[Stored records]
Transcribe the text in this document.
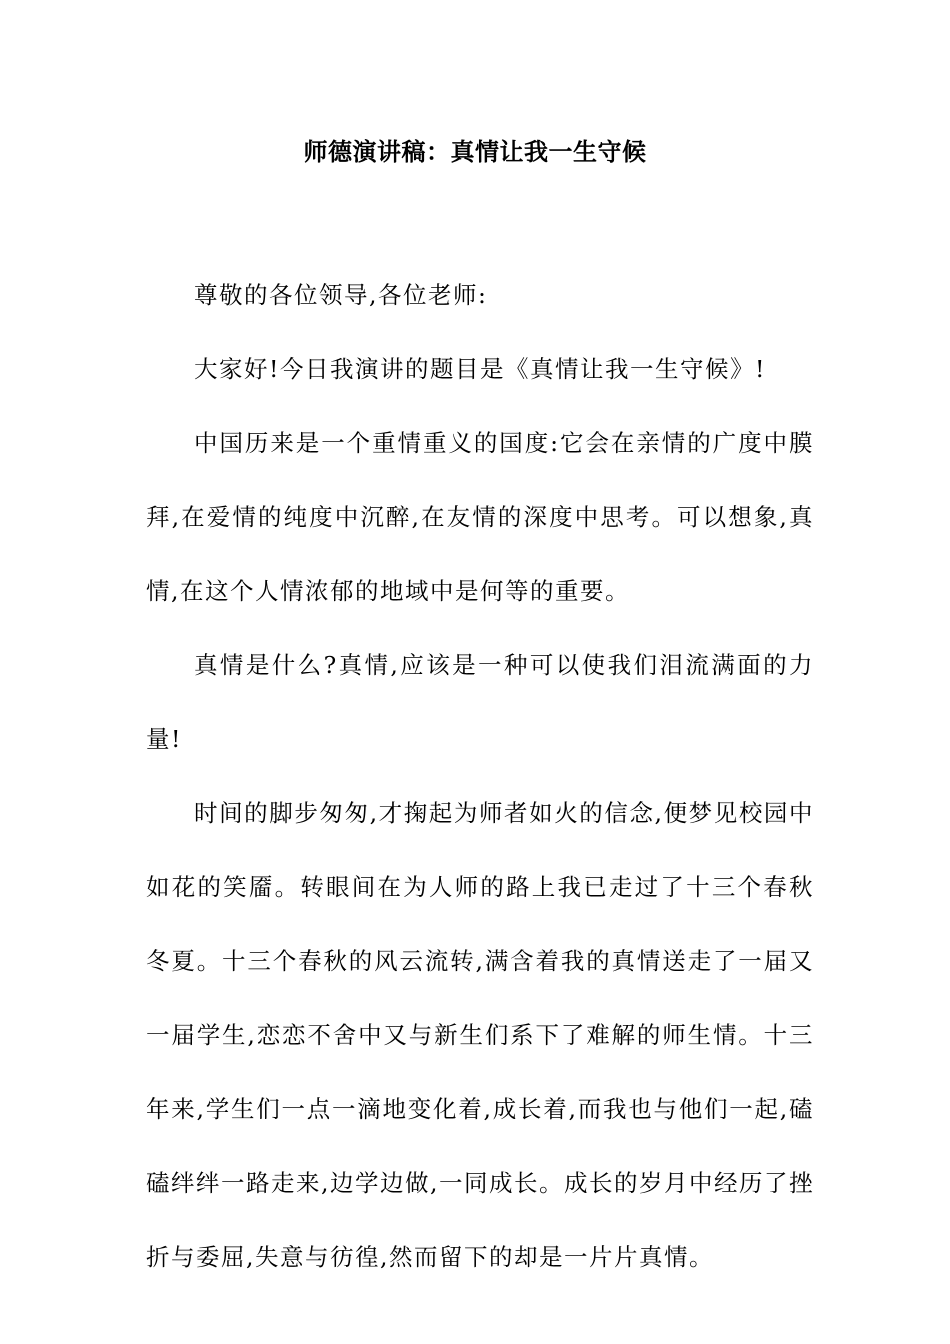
师德演讲稿：真情让我一生守候

尊敬的各位领导,各位老师:

大家好!今日我演讲的题目是《真情让我一生守候》!

中国历来是一个重情重义的国度:它会在亲情的广度中膜拜,在爱情的纯度中沉醉,在友情的深度中思考。可以想象,真情,在这个人情浓郁的地域中是何等的重要。

真情是什么?真情,应该是一种可以使我们泪流满面的力量!

时间的脚步匆匆,才掬起为师者如火的信念,便梦见校园中如花的笑靥。转眼间在为人师的路上我已走过了十三个春秋冬夏。十三个春秋的风云流转,满含着我的真情送走了一届又一届学生,恋恋不舍中又与新生们系下了难解的师生情。十三年来,学生们一点一滴地变化着,成长着,而我也与他们一起,磕磕绊绊一路走来,边学边做,一同成长。成长的岁月中经历了挫折与委屈,失意与彷徨,然而留下的却是一片片真情。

**Exercise objective:**
Go through the entries above and print each one exactly, minus the pictures.

**The result:**
Transcribe the text in this document.
师德演讲稿：真情让我一生守候

尊敬的各位领导,各位老师:

大家好!今日我演讲的题目是《真情让我一生守候》!

中国历来是一个重情重义的国度:它会在亲情的广度中膜拜,在爱情的纯度中沉醉,在友情的深度中思考。可以想象,真情,在这个人情浓郁的地域中是何等的重要。

真情是什么?真情,应该是一种可以使我们泪流满面的力量!

时间的脚步匆匆,才掬起为师者如火的信念,便梦见校园中如花的笑靥。转眼间在为人师的路上我已走过了十三个春秋冬夏。十三个春秋的风云流转,满含着我的真情送走了一届又一届学生,恋恋不舍中又与新生们系下了难解的师生情。十三年来,学生们一点一滴地变化着,成长着,而我也与他们一起,磕磕绊绊一路走来,边学边做,一同成长。成长的岁月中经历了挫折与委屈,失意与彷徨,然而留下的却是一片片真情。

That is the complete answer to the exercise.